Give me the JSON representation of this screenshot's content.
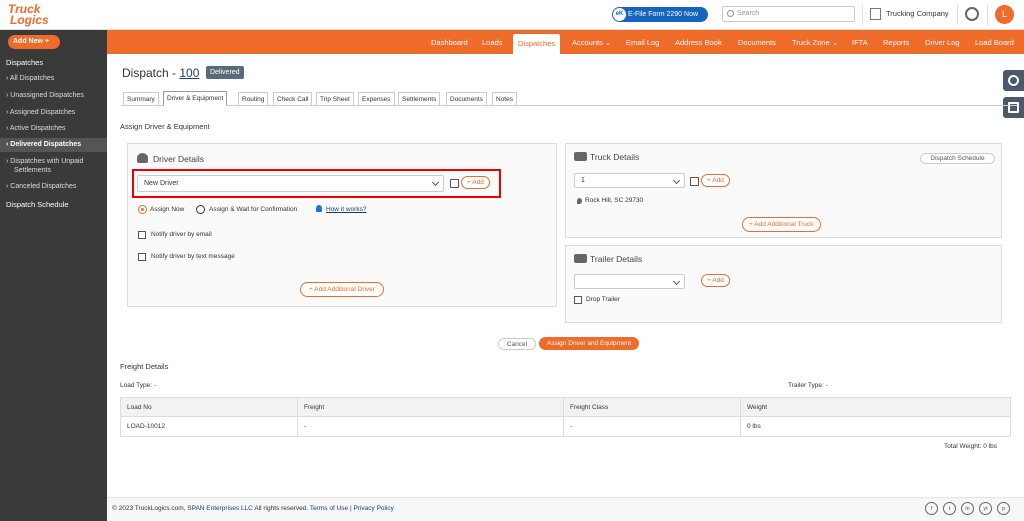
{
  "topbar": {
    "logo_line1": "Truck",
    "logo_line2": "Logics",
    "efile_badge": "eK",
    "efile_label": "E-File Form 2290 Now",
    "search_placeholder": "Search",
    "company": "Trucking Company",
    "avatar_initial": "L"
  },
  "sidebar": {
    "add_new": "Add New +",
    "section": "Dispatches",
    "items": [
      "› All Dispatches",
      "› Unassigned Dispatches",
      "› Assigned Dispatches",
      "› Active Dispatches",
      "› Delivered Dispatches",
      "› Dispatches with Unpaid",
      "Settlements",
      "› Canceled Dispatches"
    ],
    "schedule": "Dispatch Schedule"
  },
  "nav": [
    "Dashboard",
    "Loads",
    "Dispatches",
    "Accounts ⌄",
    "Email Log",
    "Address Book",
    "Documents",
    "Truck Zone ⌄",
    "IFTA",
    "Reports",
    "Driver Log",
    "Load Board"
  ],
  "page": {
    "title_prefix": "Dispatch - ",
    "dispatch_no": "100",
    "status": "Delivered"
  },
  "tabs": [
    "Summary",
    "Driver & Equipment",
    "Routing",
    "Check Call",
    "Trip Sheet",
    "Expenses",
    "Settlements",
    "Documents",
    "Notes"
  ],
  "assign_section": "Assign Driver & Equipment",
  "driver": {
    "title": "Driver Details",
    "selected": "New Driver",
    "add": "+ Add",
    "assign_now": "Assign Now",
    "assign_wait": "Assign & Wait for Confirmation",
    "how_it_works": "How it works?",
    "notify_email": "Notify driver by email",
    "notify_text": "Notify driver by text message",
    "add_additional": "+ Add Additional Driver"
  },
  "truck": {
    "title": "Truck Details",
    "schedule_btn": "Dispatch Schedule",
    "selected": "1",
    "add": "+ Add",
    "location": "Rock Hill, SC 29730",
    "add_additional": "+ Add Additional Truck"
  },
  "trailer": {
    "title": "Trailer Details",
    "selected": "",
    "add": "+ Add",
    "drop_trailer": "Drop Trailer"
  },
  "actions": {
    "cancel": "Cancel",
    "assign": "Assign Driver and Equipment"
  },
  "freight": {
    "title": "Freight Details",
    "load_type": "Load Type: -",
    "trailer_type": "Trailer Type: -",
    "headers": [
      "Load No",
      "Freight",
      "Freight Class",
      "Weight"
    ],
    "row": [
      "LOAD-10012",
      "-",
      "-",
      "0 lbs"
    ],
    "total_weight": "Total Weight:   0 lbs"
  },
  "footer": {
    "copyright": "© 2023 TruckLogics.com, ",
    "span": "SPAN Enterprises LLC",
    "rights": " All rights reserved. ",
    "terms": "Terms of Use",
    "divider": " | ",
    "privacy": "Privacy Policy",
    "social": [
      "f",
      "t",
      "in",
      "yt",
      "p"
    ]
  }
}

▶ [Work to complete] Lines of the material that contain the word "selected" are to be gathered.

▶ [Solution for this task]
    "selected": "New Driver",
    "selected": "1",
    "selected": "",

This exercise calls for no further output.